**TASK BRIEF:**
Copy each line below in which the string "субсидий" occurs.

**GIVEN INFORMATION:**
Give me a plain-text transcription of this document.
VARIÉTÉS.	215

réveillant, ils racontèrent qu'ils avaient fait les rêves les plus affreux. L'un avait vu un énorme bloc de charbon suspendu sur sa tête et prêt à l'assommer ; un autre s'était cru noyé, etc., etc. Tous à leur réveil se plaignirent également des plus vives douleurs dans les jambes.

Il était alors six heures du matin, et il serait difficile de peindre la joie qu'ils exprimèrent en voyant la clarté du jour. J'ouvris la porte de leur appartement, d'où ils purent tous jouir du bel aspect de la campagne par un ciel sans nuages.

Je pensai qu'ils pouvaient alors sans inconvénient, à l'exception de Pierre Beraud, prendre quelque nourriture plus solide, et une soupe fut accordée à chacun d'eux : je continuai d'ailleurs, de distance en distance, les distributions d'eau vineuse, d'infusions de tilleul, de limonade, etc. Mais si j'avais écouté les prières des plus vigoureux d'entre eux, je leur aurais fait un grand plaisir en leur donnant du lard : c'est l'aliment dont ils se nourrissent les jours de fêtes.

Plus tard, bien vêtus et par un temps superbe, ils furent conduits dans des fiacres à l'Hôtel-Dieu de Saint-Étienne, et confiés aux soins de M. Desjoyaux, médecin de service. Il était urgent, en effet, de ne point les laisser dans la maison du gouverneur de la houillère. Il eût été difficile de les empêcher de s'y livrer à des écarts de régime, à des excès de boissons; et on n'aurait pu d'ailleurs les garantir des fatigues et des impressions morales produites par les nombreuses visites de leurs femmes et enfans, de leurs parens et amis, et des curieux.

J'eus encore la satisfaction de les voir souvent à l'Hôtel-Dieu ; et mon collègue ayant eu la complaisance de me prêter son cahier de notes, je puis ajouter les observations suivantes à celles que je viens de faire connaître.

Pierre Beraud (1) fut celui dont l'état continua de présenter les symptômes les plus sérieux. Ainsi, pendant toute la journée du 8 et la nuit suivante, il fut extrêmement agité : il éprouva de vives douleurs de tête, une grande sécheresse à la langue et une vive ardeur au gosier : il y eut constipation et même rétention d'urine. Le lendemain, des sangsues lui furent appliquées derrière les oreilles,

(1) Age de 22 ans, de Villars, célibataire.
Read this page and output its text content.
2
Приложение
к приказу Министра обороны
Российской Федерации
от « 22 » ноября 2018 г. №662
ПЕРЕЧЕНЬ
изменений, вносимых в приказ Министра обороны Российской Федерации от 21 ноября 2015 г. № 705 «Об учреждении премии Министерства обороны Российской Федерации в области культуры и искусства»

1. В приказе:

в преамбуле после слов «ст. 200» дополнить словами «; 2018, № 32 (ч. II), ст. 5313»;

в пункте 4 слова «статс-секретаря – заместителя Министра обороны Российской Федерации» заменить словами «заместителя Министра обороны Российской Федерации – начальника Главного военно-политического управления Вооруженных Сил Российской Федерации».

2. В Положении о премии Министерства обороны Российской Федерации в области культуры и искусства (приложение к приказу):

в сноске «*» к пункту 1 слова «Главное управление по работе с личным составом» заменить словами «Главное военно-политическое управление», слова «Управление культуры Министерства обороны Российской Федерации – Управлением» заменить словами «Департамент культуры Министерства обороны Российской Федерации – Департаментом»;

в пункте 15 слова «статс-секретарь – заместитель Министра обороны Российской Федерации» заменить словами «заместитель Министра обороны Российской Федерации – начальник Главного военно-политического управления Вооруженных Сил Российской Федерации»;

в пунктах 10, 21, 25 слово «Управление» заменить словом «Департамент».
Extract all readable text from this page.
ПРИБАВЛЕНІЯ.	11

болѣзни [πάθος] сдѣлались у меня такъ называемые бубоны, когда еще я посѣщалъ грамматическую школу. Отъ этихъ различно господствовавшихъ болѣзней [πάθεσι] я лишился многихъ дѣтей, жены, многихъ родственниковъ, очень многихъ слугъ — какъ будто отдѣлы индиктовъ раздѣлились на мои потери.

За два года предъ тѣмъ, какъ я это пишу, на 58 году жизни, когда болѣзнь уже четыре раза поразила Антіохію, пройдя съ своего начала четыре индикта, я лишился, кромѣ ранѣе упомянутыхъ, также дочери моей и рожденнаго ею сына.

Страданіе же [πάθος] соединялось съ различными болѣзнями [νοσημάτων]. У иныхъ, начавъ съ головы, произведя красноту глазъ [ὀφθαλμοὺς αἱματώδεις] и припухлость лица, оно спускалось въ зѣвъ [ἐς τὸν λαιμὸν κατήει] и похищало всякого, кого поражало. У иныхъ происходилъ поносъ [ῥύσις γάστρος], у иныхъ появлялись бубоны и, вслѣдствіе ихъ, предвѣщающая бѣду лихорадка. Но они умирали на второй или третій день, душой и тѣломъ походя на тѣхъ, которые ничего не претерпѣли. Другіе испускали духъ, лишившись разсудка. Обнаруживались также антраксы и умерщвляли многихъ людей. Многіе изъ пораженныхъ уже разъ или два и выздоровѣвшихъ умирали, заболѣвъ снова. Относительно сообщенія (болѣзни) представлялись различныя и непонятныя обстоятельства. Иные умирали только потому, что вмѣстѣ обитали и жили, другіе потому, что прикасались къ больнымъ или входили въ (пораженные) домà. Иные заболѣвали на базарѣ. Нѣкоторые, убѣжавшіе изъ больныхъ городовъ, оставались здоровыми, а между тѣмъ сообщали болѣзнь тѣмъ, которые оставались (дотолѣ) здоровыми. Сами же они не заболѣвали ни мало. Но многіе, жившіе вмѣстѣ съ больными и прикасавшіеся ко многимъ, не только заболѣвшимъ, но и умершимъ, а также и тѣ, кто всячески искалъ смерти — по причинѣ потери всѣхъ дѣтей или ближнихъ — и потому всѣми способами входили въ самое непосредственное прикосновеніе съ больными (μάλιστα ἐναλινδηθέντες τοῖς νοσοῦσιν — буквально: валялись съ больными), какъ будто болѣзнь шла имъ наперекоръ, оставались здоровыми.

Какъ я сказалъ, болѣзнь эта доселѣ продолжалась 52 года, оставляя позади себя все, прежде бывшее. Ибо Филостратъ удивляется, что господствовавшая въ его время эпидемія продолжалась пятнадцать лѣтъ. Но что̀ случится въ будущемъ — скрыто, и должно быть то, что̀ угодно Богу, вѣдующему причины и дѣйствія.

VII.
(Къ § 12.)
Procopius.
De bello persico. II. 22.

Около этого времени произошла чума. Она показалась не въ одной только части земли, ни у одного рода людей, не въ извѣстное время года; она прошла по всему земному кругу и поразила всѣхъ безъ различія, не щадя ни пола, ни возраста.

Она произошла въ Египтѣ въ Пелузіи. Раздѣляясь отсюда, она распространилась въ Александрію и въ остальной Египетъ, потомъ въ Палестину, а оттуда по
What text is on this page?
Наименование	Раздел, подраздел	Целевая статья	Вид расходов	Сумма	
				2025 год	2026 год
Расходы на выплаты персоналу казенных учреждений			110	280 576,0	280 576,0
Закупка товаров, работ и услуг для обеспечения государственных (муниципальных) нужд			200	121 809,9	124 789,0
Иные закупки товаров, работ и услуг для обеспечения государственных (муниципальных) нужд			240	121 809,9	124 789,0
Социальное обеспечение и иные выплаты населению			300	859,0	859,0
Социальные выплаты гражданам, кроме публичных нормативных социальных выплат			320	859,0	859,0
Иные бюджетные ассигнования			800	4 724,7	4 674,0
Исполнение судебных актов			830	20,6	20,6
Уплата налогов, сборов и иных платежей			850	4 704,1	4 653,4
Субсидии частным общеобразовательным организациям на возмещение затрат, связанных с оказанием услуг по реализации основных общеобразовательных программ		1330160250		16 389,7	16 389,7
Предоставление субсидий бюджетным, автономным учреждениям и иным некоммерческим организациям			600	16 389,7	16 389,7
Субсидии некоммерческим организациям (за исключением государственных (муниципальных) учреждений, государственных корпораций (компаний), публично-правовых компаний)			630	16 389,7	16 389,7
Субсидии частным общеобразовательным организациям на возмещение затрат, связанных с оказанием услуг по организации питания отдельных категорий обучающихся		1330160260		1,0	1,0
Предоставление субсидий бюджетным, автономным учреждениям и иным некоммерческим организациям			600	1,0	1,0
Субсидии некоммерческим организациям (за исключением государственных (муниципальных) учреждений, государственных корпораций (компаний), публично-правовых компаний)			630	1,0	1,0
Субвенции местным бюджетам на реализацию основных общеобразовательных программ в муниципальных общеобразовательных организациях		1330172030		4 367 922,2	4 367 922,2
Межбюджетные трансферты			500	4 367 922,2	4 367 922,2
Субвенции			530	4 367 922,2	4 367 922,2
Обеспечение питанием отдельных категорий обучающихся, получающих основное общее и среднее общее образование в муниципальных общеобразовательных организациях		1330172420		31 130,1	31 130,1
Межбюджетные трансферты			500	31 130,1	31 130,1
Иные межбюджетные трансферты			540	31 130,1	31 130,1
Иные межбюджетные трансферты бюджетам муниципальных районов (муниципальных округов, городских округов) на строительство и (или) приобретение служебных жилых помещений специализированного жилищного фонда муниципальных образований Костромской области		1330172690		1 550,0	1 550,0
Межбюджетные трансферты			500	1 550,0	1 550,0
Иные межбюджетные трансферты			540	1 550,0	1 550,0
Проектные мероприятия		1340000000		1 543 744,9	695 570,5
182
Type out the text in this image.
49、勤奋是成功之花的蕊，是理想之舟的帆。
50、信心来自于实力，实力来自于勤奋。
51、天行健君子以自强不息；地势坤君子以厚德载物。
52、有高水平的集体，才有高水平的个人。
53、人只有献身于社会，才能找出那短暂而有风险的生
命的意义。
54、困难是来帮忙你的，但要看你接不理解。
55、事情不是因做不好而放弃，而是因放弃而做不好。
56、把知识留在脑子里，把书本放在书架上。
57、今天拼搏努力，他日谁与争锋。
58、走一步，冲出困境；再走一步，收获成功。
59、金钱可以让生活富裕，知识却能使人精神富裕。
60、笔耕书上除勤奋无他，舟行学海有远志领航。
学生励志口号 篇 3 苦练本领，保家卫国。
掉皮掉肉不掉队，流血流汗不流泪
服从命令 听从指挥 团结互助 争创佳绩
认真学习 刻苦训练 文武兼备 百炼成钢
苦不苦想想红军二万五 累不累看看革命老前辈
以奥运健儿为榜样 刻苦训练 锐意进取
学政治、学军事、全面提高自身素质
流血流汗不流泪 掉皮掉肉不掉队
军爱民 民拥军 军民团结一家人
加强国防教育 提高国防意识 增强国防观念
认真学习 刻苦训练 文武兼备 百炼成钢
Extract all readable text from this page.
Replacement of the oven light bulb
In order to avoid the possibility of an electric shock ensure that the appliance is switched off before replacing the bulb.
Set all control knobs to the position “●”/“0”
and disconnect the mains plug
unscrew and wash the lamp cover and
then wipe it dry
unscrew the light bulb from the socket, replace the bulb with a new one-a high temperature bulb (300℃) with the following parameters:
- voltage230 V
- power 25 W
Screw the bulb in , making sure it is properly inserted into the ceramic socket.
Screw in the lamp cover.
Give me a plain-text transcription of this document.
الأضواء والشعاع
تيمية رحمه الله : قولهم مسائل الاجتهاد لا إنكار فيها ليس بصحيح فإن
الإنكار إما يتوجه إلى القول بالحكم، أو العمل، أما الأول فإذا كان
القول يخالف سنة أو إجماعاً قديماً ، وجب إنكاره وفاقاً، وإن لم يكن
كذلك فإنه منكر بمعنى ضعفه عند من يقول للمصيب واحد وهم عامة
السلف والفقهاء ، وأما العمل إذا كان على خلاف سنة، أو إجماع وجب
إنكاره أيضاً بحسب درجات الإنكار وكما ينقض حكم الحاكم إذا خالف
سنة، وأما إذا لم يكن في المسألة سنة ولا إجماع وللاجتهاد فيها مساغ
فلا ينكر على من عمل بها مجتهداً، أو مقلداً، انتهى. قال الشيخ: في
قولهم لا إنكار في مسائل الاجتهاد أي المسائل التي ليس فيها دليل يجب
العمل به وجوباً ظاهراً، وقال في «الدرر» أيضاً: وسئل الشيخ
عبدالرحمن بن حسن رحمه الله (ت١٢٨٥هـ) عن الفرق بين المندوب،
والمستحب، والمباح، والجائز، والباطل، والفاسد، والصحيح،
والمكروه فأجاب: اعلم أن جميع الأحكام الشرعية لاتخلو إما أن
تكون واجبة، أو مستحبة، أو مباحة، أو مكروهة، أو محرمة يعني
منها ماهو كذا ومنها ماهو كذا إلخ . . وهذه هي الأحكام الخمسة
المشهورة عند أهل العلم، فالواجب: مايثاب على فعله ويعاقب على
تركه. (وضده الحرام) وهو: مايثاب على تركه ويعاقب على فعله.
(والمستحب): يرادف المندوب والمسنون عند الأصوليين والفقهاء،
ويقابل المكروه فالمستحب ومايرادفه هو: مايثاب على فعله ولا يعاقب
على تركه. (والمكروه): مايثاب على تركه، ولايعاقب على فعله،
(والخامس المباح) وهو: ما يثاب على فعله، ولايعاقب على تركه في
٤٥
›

**RESPONSE FOR THIS EXERCISE:**
Предоставление субсидий бюджетным, автономным учреждениям и иным некоммерческим организациям			600	16 389,7	16 389,7
Предоставление субсидий бюджетным, автономным учреждениям и иным некоммерческим организациям			600	1,0	1,0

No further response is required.